#### GIVEN INSTRUCTION
Skip the pictures and extract all of the lines exactly as written.

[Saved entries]
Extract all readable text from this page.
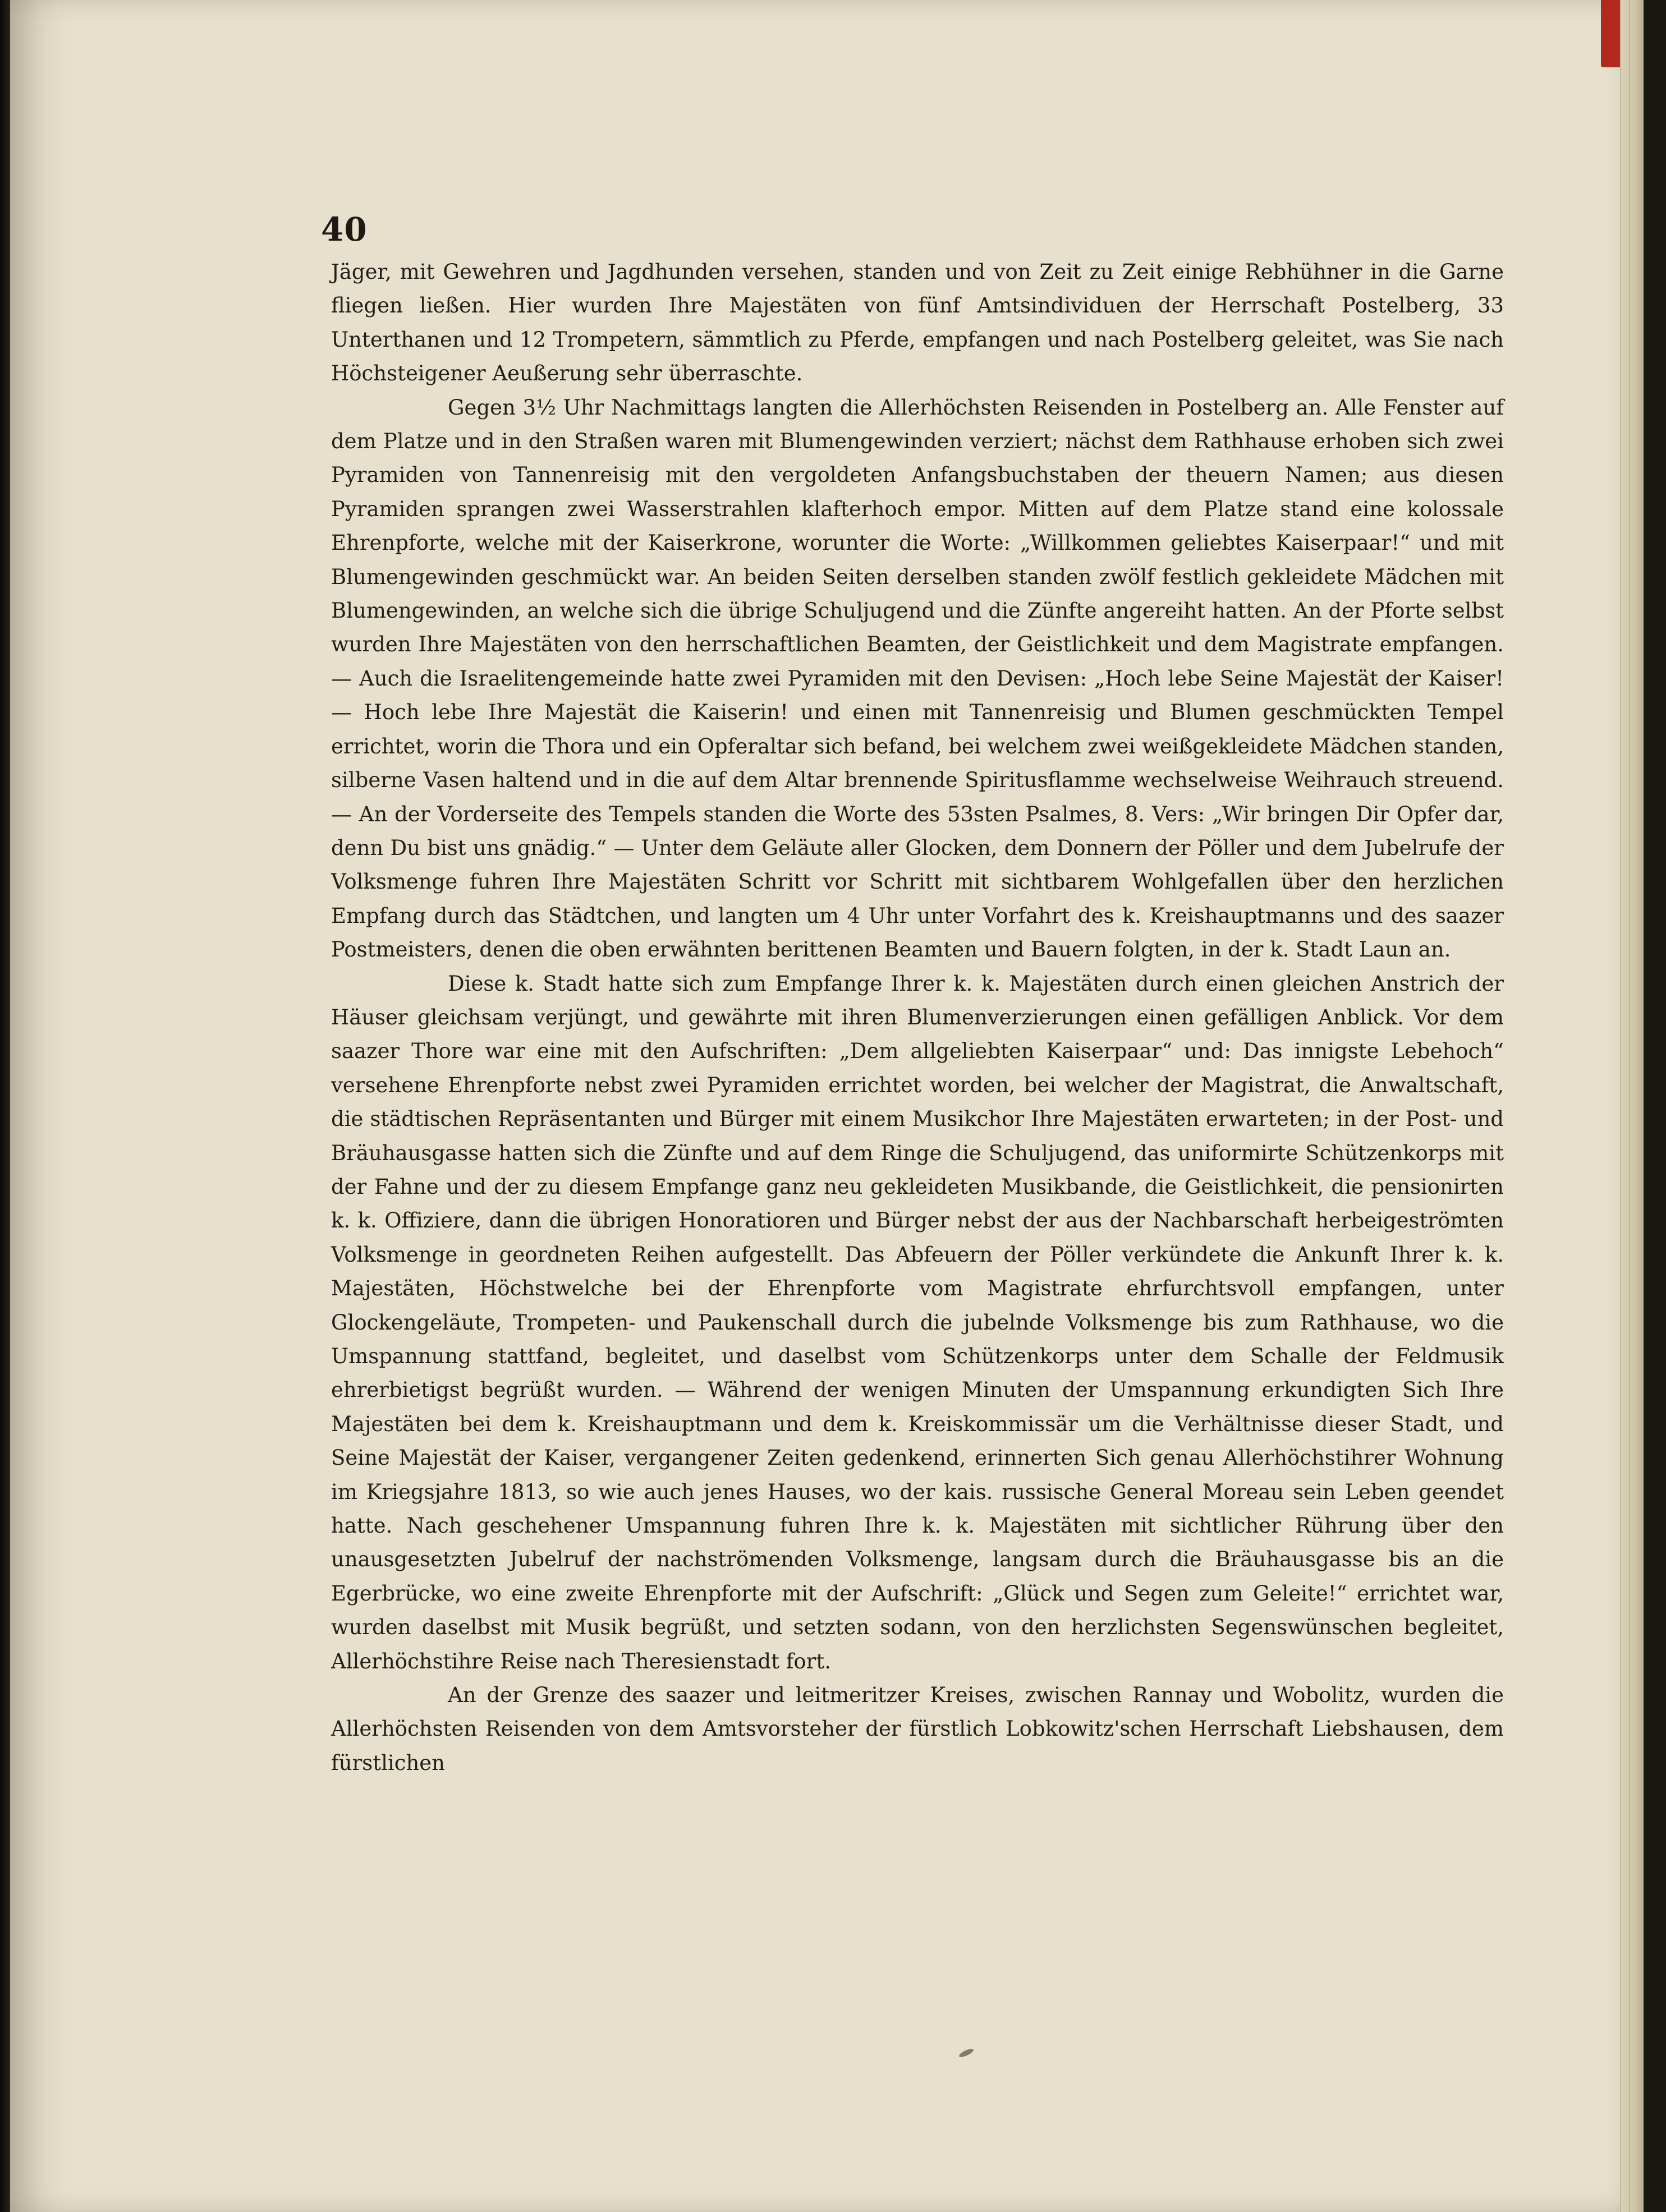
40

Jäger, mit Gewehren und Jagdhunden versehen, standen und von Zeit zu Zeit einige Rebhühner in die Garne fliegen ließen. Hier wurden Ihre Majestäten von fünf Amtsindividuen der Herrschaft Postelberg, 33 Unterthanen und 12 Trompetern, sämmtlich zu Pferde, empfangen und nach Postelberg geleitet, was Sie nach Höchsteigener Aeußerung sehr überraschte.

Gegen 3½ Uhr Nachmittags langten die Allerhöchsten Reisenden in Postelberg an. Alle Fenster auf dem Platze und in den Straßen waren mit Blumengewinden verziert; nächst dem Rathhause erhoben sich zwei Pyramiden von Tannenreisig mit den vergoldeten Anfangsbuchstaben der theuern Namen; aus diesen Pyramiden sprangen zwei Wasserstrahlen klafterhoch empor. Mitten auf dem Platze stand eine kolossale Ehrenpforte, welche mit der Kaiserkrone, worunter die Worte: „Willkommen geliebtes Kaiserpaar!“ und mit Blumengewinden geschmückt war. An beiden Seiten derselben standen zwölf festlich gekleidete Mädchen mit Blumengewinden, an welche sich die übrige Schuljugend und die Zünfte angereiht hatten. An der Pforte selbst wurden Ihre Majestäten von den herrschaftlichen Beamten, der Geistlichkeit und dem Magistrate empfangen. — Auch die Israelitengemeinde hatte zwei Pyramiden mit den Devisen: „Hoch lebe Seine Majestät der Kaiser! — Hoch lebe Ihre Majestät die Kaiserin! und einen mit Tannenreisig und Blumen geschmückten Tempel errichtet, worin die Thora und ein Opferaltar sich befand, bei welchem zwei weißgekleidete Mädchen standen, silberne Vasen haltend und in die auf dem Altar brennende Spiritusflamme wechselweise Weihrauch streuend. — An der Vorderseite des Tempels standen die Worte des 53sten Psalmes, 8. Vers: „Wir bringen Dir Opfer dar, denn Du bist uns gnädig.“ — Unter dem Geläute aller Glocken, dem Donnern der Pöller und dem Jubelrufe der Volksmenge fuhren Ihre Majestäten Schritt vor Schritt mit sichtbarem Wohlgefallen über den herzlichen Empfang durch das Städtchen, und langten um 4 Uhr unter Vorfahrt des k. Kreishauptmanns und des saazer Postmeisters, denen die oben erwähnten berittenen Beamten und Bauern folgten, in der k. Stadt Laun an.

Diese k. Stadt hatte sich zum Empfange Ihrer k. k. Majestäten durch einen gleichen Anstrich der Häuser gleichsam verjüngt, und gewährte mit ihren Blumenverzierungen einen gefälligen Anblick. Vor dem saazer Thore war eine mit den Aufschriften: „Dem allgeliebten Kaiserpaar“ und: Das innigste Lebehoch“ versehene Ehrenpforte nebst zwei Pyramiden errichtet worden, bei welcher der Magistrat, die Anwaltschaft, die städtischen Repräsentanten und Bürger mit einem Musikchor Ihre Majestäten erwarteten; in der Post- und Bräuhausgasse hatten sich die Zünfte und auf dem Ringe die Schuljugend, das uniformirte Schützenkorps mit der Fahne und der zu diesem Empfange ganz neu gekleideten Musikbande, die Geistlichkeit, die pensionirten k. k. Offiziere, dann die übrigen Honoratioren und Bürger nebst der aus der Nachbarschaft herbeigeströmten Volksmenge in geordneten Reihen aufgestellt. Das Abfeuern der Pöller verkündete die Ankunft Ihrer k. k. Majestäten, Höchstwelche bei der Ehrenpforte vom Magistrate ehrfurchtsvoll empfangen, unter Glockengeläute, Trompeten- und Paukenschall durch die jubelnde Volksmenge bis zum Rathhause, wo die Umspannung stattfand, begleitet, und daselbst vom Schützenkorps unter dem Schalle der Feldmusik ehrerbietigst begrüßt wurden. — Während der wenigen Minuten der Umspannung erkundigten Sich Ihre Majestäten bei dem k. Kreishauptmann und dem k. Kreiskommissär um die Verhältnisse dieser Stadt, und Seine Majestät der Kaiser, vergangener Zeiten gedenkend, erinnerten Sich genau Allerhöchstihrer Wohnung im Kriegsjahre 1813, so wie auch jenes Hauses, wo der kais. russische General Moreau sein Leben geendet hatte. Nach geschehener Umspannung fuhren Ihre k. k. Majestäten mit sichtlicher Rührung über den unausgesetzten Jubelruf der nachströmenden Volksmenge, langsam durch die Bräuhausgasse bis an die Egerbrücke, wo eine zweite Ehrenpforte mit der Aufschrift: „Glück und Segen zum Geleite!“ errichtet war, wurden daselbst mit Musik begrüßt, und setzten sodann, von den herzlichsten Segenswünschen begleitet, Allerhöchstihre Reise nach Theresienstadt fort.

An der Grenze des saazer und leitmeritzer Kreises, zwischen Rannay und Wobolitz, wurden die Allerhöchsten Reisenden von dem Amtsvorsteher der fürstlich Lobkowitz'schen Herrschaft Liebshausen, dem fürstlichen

#### RESPONSE TO THE EXERCISE
Extract all readable text from this page.
40

Jäger, mit Gewehren und Jagdhunden versehen, standen und von Zeit zu Zeit einige Rebhühner in die Garne fliegen ließen. Hier wurden Ihre Majestäten von fünf Amtsindividuen der Herrschaft Postelberg, 33 Unterthanen und 12 Trompetern, sämmtlich zu Pferde, empfangen und nach Postelberg geleitet, was Sie nach Höchsteigener Aeußerung sehr überraschte.

Gegen 3½ Uhr Nachmittags langten die Allerhöchsten Reisenden in Postelberg an. Alle Fenster auf dem Platze und in den Straßen waren mit Blumengewinden verziert; nächst dem Rathhause erhoben sich zwei Pyramiden von Tannenreisig mit den vergoldeten Anfangsbuchstaben der theuern Namen; aus diesen Pyramiden sprangen zwei Wasserstrahlen klafterhoch empor. Mitten auf dem Platze stand eine kolossale Ehrenpforte, welche mit der Kaiserkrone, worunter die Worte: „Willkommen geliebtes Kaiserpaar!“ und mit Blumengewinden geschmückt war. An beiden Seiten derselben standen zwölf festlich gekleidete Mädchen mit Blumengewinden, an welche sich die übrige Schuljugend und die Zünfte angereiht hatten. An der Pforte selbst wurden Ihre Majestäten von den herrschaftlichen Beamten, der Geistlichkeit und dem Magistrate empfangen. — Auch die Israelitengemeinde hatte zwei Pyramiden mit den Devisen: „Hoch lebe Seine Majestät der Kaiser! — Hoch lebe Ihre Majestät die Kaiserin! und einen mit Tannenreisig und Blumen geschmückten Tempel errichtet, worin die Thora und ein Opferaltar sich befand, bei welchem zwei weißgekleidete Mädchen standen, silberne Vasen haltend und in die auf dem Altar brennende Spiritusflamme wechselweise Weihrauch streuend. — An der Vorderseite des Tempels standen die Worte des 53sten Psalmes, 8. Vers: „Wir bringen Dir Opfer dar, denn Du bist uns gnädig.“ — Unter dem Geläute aller Glocken, dem Donnern der Pöller und dem Jubelrufe der Volksmenge fuhren Ihre Majestäten Schritt vor Schritt mit sichtbarem Wohlgefallen über den herzlichen Empfang durch das Städtchen, und langten um 4 Uhr unter Vorfahrt des k. Kreishauptmanns und des saazer Postmeisters, denen die oben erwähnten berittenen Beamten und Bauern folgten, in der k. Stadt Laun an.

Diese k. Stadt hatte sich zum Empfange Ihrer k. k. Majestäten durch einen gleichen Anstrich der Häuser gleichsam verjüngt, und gewährte mit ihren Blumenverzierungen einen gefälligen Anblick. Vor dem saazer Thore war eine mit den Aufschriften: „Dem allgeliebten Kaiserpaar“ und: Das innigste Lebehoch“ versehene Ehrenpforte nebst zwei Pyramiden errichtet worden, bei welcher der Magistrat, die Anwaltschaft, die städtischen Repräsentanten und Bürger mit einem Musikchor Ihre Majestäten erwarteten; in der Post- und Bräuhausgasse hatten sich die Zünfte und auf dem Ringe die Schuljugend, das uniformirte Schützenkorps mit der Fahne und der zu diesem Empfange ganz neu gekleideten Musikbande, die Geistlichkeit, die pensionirten k. k. Offiziere, dann die übrigen Honoratioren und Bürger nebst der aus der Nachbarschaft herbeigeströmten Volksmenge in geordneten Reihen aufgestellt. Das Abfeuern der Pöller verkündete die Ankunft Ihrer k. k. Majestäten, Höchstwelche bei der Ehrenpforte vom Magistrate ehrfurchtsvoll empfangen, unter Glockengeläute, Trompeten- und Paukenschall durch die jubelnde Volksmenge bis zum Rathhause, wo die Umspannung stattfand, begleitet, und daselbst vom Schützenkorps unter dem Schalle der Feldmusik ehrerbietigst begrüßt wurden. — Während der wenigen Minuten der Umspannung erkundigten Sich Ihre Majestäten bei dem k. Kreishauptmann und dem k. Kreiskommissär um die Verhältnisse dieser Stadt, und Seine Majestät der Kaiser, vergangener Zeiten gedenkend, erinnerten Sich genau Allerhöchstihrer Wohnung im Kriegsjahre 1813, so wie auch jenes Hauses, wo der kais. russische General Moreau sein Leben geendet hatte. Nach geschehener Umspannung fuhren Ihre k. k. Majestäten mit sichtlicher Rührung über den unausgesetzten Jubelruf der nachströmenden Volksmenge, langsam durch die Bräuhausgasse bis an die Egerbrücke, wo eine zweite Ehrenpforte mit der Aufschrift: „Glück und Segen zum Geleite!“ errichtet war, wurden daselbst mit Musik begrüßt, und setzten sodann, von den herzlichsten Segenswünschen begleitet, Allerhöchstihre Reise nach Theresienstadt fort.

An der Grenze des saazer und leitmeritzer Kreises, zwischen Rannay und Wobolitz, wurden die Allerhöchsten Reisenden von dem Amtsvorsteher der fürstlich Lobkowitz'schen Herrschaft Liebshausen, dem fürstlichen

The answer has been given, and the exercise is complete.